[Given data]:
——
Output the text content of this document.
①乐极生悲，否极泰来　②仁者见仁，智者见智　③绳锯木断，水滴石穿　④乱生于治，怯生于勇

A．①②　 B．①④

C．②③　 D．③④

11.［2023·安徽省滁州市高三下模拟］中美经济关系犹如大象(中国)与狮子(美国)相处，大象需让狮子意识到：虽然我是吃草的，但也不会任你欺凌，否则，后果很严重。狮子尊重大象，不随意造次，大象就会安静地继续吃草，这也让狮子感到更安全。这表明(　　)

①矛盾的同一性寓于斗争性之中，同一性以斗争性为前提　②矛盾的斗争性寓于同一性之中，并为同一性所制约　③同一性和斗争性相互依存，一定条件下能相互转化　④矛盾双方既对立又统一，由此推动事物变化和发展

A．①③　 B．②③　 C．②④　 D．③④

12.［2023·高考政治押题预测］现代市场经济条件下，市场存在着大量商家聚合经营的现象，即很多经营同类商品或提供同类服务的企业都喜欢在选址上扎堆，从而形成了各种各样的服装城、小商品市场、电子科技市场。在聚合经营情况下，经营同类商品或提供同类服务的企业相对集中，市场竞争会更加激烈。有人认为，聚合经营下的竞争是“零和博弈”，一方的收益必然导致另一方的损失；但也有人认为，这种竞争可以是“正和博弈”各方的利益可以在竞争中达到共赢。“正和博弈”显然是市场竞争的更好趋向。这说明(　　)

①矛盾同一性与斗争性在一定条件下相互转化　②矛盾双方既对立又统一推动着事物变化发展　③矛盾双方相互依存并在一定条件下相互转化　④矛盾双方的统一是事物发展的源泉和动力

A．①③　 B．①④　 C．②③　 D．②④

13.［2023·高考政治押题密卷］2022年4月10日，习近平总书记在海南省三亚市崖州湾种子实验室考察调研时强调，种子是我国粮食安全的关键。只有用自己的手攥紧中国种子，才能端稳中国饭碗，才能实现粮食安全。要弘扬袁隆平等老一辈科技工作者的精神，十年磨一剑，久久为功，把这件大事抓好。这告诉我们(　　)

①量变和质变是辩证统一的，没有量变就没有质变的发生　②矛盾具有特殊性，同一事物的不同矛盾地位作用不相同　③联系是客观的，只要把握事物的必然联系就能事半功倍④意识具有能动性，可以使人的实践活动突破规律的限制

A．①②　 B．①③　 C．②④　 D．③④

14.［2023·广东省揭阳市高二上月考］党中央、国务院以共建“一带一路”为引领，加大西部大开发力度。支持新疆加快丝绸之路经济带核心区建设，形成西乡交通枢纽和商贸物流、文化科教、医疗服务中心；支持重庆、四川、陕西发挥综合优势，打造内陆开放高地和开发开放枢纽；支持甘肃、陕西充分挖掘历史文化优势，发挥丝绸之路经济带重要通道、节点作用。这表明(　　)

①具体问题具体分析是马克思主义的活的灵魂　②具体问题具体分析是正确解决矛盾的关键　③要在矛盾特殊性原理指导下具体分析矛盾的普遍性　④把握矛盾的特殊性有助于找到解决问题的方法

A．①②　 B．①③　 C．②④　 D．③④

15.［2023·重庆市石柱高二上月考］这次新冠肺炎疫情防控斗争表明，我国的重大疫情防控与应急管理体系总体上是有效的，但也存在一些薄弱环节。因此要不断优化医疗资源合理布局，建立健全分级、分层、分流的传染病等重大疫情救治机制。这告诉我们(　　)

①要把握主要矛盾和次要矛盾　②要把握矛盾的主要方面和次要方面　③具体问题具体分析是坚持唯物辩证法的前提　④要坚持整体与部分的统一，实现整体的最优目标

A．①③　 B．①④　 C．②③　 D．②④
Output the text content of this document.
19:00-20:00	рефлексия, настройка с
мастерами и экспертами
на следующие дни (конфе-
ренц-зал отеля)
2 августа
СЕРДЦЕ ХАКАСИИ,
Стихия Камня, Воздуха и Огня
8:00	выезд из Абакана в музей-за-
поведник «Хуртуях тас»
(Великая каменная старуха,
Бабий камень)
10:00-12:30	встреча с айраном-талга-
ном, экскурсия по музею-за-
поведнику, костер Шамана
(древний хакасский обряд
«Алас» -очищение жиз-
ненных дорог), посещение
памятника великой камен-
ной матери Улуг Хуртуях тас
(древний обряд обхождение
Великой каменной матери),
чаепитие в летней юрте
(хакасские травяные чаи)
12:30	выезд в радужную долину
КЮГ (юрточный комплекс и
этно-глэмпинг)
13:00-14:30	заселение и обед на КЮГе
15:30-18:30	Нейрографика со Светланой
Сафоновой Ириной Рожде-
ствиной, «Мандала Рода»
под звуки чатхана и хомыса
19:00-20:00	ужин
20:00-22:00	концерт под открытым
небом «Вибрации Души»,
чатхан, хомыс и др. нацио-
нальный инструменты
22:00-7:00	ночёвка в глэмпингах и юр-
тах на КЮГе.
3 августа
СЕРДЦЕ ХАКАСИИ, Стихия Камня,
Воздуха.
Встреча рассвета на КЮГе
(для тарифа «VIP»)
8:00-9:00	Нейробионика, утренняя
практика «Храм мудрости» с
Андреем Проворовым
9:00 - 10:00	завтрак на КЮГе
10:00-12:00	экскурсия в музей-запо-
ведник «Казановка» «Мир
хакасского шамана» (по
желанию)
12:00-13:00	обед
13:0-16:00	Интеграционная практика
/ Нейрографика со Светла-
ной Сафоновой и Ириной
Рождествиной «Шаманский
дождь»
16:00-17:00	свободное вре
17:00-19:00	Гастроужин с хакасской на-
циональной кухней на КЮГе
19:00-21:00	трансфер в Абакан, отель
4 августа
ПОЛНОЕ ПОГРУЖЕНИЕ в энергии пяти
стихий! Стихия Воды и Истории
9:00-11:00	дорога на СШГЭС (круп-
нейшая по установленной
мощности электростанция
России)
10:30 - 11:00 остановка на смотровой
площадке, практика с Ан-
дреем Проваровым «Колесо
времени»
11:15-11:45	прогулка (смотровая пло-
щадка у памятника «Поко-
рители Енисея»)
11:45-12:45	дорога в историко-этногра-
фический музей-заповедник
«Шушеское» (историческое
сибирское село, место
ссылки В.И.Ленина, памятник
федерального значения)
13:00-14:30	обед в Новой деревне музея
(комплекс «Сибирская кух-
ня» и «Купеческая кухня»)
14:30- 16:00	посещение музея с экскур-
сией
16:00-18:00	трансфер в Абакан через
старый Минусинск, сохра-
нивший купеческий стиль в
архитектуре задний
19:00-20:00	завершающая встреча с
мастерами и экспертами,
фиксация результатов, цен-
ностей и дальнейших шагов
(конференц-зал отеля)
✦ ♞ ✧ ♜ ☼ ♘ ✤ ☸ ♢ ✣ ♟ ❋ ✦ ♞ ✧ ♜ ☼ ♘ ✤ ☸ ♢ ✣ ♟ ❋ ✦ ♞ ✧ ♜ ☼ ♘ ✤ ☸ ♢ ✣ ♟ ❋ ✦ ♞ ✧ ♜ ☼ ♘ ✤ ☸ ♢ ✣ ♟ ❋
——
[Given problem]:
Set down all of the data above, word for word.

[Solution to the exercise]:
Output the text content of this document.
①乐极生悲，否极泰来　②仁者见仁，智者见智　③绳锯木断，水滴石穿　④乱生于治，怯生于勇

A．①②　 B．①④

C．②③　 D．③④

11.［2023·安徽省滁州市高三下模拟］中美经济关系犹如大象(中国)与狮子(美国)相处，大象需让狮子意识到：虽然我是吃草的，但也不会任你欺凌，否则，后果很严重。狮子尊重大象，不随意造次，大象就会安静地继续吃草，这也让狮子感到更安全。这表明(　　)

①矛盾的同一性寓于斗争性之中，同一性以斗争性为前提　②矛盾的斗争性寓于同一性之中，并为同一性所制约　③同一性和斗争性相互依存，一定条件下能相互转化　④矛盾双方既对立又统一，由此推动事物变化和发展

A．①③　 B．②③　 C．②④　 D．③④

12.［2023·高考政治押题预测］现代市场经济条件下，市场存在着大量商家聚合经营的现象，即很多经营同类商品或提供同类服务的企业都喜欢在选址上扎堆，从而形成了各种各样的服装城、小商品市场、电子科技市场。在聚合经营情况下，经营同类商品或提供同类服务的企业相对集中，市场竞争会更加激烈。有人认为，聚合经营下的竞争是“零和博弈”，一方的收益必然导致另一方的损失；但也有人认为，这种竞争可以是“正和博弈”各方的利益可以在竞争中达到共赢。“正和博弈”显然是市场竞争的更好趋向。这说明(　　)

①矛盾同一性与斗争性在一定条件下相互转化　②矛盾双方既对立又统一推动着事物变化发展　③矛盾双方相互依存并在一定条件下相互转化　④矛盾双方的统一是事物发展的源泉和动力

A．①③　 B．①④　 C．②③　 D．②④

13.［2023·高考政治押题密卷］2022年4月10日，习近平总书记在海南省三亚市崖州湾种子实验室考察调研时强调，种子是我国粮食安全的关键。只有用自己的手攥紧中国种子，才能端稳中国饭碗，才能实现粮食安全。要弘扬袁隆平等老一辈科技工作者的精神，十年磨一剑，久久为功，把这件大事抓好。这告诉我们(　　)

①量变和质变是辩证统一的，没有量变就没有质变的发生　②矛盾具有特殊性，同一事物的不同矛盾地位作用不相同　③联系是客观的，只要把握事物的必然联系就能事半功倍④意识具有能动性，可以使人的实践活动突破规律的限制

A．①②　 B．①③　 C．②④　 D．③④

14.［2023·广东省揭阳市高二上月考］党中央、国务院以共建“一带一路”为引领，加大西部大开发力度。支持新疆加快丝绸之路经济带核心区建设，形成西乡交通枢纽和商贸物流、文化科教、医疗服务中心；支持重庆、四川、陕西发挥综合优势，打造内陆开放高地和开发开放枢纽；支持甘肃、陕西充分挖掘历史文化优势，发挥丝绸之路经济带重要通道、节点作用。这表明(　　)

①具体问题具体分析是马克思主义的活的灵魂　②具体问题具体分析是正确解决矛盾的关键　③要在矛盾特殊性原理指导下具体分析矛盾的普遍性　④把握矛盾的特殊性有助于找到解决问题的方法

A．①②　 B．①③　 C．②④　 D．③④

15.［2023·重庆市石柱高二上月考］这次新冠肺炎疫情防控斗争表明，我国的重大疫情防控与应急管理体系总体上是有效的，但也存在一些薄弱环节。因此要不断优化医疗资源合理布局，建立健全分级、分层、分流的传染病等重大疫情救治机制。这告诉我们(　　)

①要把握主要矛盾和次要矛盾　②要把握矛盾的主要方面和次要方面　③具体问题具体分析是坚持唯物辩证法的前提　④要坚持整体与部分的统一，实现整体的最优目标

A．①③　 B．①④　 C．②③　 D．②④
Output the text content of this document.
19:00-20:00	рефлексия, настройка с
мастерами и экспертами
на следующие дни (конфе-
ренц-зал отеля)
2 августа
СЕРДЦЕ ХАКАСИИ,
Стихия Камня, Воздуха и Огня
8:00	выезд из Абакана в музей-за-
поведник «Хуртуях тас»
(Великая каменная старуха,
Бабий камень)
10:00-12:30	встреча с айраном-талга-
ном, экскурсия по музею-за-
поведнику, костер Шамана
(древний хакасский обряд
«Алас» -очищение жиз-
ненных дорог), посещение
памятника великой камен-
ной матери Улуг Хуртуях тас
(древний обряд обхождение
Великой каменной матери),
чаепитие в летней юрте
(хакасские травяные чаи)
12:30	выезд в радужную долину
КЮГ (юрточный комплекс и
этно-глэмпинг)
13:00-14:30	заселение и обед на КЮГе
15:30-18:30	Нейрографика со Светланой
Сафоновой Ириной Рожде-
ствиной, «Мандала Рода»
под звуки чатхана и хомыса
19:00-20:00	ужин
20:00-22:00	концерт под открытым
небом «Вибрации Души»,
чатхан, хомыс и др. нацио-
нальный инструменты
22:00-7:00	ночёвка в глэмпингах и юр-
тах на КЮГе.
3 августа
СЕРДЦЕ ХАКАСИИ, Стихия Камня,
Воздуха.
Встреча рассвета на КЮГе
(для тарифа «VIP»)
8:00-9:00	Нейробионика, утренняя
практика «Храм мудрости» с
Андреем Проворовым
9:00 - 10:00	завтрак на КЮГе
10:00-12:00	экскурсия в музей-запо-
ведник «Казановка» «Мир
хакасского шамана» (по
желанию)
12:00-13:00	обед
13:0-16:00	Интеграционная практика
/ Нейрографика со Светла-
ной Сафоновой и Ириной
Рождествиной «Шаманский
дождь»
16:00-17:00	свободное вре
17:00-19:00	Гастроужин с хакасской на-
циональной кухней на КЮГе
19:00-21:00	трансфер в Абакан, отель
4 августа
ПОЛНОЕ ПОГРУЖЕНИЕ в энергии пяти
стихий! Стихия Воды и Истории
9:00-11:00	дорога на СШГЭС (круп-
нейшая по установленной
мощности электростанция
России)
10:30 - 11:00 остановка на смотровой
площадке, практика с Ан-
дреем Проваровым «Колесо
времени»
11:15-11:45	прогулка (смотровая пло-
щадка у памятника «Поко-
рители Енисея»)
11:45-12:45	дорога в историко-этногра-
фический музей-заповедник
«Шушеское» (историческое
сибирское село, место
ссылки В.И.Ленина, памятник
федерального значения)
13:00-14:30	обед в Новой деревне музея
(комплекс «Сибирская кух-
ня» и «Купеческая кухня»)
14:30- 16:00	посещение музея с экскур-
сией
16:00-18:00	трансфер в Абакан через
старый Минусинск, сохра-
нивший купеческий стиль в
архитектуре задний
19:00-20:00	завершающая встреча с
мастерами и экспертами,
фиксация результатов, цен-
ностей и дальнейших шагов
(конференц-зал отеля)
✦ ♞ ✧ ♜ ☼ ♘ ✤ ☸ ♢ ✣ ♟ ❋ ✦ ♞ ✧ ♜ ☼ ♘ ✤ ☸ ♢ ✣ ♟ ❋ ✦ ♞ ✧ ♜ ☼ ♘ ✤ ☸ ♢ ✣ ♟ ❋ ✦ ♞ ✧ ♜ ☼ ♘ ✤ ☸ ♢ ✣ ♟ ❋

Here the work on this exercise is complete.